• _Stated problem_
Copy each line of the data below with the word "timeline".

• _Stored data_
%%
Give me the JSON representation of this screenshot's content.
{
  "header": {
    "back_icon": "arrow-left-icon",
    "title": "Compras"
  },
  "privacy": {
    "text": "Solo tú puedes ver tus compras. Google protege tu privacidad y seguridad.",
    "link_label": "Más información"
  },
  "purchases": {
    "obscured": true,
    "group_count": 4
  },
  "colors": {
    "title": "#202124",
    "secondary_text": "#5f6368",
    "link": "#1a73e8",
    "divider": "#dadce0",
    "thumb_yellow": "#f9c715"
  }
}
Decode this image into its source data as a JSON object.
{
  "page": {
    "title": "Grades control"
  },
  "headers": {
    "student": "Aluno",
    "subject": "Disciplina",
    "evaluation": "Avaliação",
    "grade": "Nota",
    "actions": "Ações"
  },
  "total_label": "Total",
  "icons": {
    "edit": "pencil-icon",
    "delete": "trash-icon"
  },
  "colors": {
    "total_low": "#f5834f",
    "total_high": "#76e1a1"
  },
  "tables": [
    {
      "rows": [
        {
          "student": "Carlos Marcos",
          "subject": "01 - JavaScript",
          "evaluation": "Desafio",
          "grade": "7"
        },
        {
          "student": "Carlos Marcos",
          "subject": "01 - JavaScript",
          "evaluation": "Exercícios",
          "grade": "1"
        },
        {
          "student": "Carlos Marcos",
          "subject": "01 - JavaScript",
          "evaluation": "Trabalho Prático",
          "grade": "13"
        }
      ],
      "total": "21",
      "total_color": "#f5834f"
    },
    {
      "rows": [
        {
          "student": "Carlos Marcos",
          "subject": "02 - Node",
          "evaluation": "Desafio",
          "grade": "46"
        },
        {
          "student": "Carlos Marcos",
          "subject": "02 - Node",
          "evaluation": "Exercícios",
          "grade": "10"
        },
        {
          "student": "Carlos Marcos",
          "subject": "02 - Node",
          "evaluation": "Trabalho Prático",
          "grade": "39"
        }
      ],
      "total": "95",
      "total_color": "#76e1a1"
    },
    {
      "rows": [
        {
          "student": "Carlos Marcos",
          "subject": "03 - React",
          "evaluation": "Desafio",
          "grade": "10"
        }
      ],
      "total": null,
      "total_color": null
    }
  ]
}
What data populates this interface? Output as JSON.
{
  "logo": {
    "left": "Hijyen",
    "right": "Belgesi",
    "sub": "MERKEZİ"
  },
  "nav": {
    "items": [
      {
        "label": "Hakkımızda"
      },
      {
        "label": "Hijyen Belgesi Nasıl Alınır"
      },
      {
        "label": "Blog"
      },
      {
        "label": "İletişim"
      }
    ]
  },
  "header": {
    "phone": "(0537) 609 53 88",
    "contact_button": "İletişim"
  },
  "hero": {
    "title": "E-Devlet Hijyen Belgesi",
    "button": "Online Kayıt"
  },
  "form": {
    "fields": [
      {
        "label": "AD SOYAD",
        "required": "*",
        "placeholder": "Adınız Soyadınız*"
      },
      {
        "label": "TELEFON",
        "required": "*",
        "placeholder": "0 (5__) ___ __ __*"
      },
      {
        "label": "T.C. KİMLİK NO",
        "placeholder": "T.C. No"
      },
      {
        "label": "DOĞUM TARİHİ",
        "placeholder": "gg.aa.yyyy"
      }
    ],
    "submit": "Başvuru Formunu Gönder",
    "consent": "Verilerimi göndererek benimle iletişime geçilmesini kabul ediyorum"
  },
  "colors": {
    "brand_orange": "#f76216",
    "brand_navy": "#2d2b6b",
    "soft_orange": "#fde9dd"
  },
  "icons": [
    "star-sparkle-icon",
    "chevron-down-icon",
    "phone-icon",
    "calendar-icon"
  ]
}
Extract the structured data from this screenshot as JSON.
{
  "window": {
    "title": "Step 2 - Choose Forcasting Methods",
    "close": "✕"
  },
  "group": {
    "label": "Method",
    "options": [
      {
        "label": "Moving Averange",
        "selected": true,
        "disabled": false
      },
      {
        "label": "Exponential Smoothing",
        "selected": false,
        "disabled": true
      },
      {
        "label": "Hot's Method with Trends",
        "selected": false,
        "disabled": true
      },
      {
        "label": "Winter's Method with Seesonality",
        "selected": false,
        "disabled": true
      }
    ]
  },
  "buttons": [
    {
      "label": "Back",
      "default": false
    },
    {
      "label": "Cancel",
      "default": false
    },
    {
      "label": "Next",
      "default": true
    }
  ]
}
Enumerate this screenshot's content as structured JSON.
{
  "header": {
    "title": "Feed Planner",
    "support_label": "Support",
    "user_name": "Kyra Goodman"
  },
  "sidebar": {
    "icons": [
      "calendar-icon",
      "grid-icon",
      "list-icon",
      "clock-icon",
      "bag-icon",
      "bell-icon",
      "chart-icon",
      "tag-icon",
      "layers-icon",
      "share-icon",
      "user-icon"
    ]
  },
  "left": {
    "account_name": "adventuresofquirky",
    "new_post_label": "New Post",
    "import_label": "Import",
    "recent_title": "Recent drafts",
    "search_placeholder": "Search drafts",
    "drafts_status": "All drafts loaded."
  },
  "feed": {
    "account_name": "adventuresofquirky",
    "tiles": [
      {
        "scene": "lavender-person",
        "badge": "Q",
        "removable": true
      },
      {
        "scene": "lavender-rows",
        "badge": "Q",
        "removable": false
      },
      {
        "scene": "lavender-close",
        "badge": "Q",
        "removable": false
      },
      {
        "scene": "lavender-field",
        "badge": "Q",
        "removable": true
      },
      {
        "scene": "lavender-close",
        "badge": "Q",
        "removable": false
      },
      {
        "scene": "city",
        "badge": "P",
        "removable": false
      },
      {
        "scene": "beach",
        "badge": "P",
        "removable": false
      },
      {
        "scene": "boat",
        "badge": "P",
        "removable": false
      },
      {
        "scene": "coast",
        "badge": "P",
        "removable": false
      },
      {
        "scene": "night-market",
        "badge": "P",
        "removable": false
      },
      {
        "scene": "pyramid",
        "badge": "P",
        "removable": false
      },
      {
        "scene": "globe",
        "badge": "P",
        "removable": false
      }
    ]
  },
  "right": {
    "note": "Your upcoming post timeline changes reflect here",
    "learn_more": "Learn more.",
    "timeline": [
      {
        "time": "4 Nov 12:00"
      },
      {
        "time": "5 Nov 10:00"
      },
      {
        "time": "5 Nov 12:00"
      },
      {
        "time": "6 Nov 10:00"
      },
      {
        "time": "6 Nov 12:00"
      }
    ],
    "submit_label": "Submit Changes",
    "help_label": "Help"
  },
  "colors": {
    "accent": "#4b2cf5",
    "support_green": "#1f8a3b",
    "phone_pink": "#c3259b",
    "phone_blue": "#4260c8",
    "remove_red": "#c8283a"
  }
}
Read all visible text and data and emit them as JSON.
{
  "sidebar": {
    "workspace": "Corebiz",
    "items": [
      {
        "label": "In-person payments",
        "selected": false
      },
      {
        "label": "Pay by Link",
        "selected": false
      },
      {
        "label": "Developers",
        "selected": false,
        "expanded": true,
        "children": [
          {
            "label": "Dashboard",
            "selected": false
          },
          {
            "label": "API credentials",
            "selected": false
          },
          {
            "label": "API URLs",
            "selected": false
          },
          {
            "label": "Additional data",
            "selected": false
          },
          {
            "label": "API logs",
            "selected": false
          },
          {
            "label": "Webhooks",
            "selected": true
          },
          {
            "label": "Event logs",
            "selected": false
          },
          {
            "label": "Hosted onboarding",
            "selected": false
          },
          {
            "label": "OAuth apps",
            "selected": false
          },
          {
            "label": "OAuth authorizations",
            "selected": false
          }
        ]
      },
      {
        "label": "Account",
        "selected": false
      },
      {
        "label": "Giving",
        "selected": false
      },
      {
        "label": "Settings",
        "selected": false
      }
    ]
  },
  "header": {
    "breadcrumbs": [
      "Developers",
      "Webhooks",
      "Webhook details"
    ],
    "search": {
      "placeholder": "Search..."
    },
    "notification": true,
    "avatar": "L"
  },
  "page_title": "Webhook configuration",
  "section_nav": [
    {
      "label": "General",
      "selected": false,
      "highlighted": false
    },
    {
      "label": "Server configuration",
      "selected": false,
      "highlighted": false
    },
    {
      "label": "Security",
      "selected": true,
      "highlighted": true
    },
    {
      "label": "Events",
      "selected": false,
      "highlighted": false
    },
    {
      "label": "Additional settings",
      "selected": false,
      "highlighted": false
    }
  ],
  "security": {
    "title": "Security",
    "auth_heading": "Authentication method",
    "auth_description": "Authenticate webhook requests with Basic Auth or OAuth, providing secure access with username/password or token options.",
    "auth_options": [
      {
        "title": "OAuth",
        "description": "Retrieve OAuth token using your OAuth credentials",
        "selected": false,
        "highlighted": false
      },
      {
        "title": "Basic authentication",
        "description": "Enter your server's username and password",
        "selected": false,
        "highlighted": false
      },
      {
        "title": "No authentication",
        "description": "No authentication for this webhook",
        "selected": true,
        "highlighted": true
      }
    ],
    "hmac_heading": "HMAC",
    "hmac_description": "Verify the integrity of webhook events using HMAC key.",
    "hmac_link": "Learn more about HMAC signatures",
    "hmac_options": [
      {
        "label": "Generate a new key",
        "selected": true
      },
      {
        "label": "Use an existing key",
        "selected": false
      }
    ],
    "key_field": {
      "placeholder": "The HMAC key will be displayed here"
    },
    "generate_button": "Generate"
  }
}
%%
• _Answer to this task_
    "note": "Your upcoming post timeline changes reflect here",
    "timeline": [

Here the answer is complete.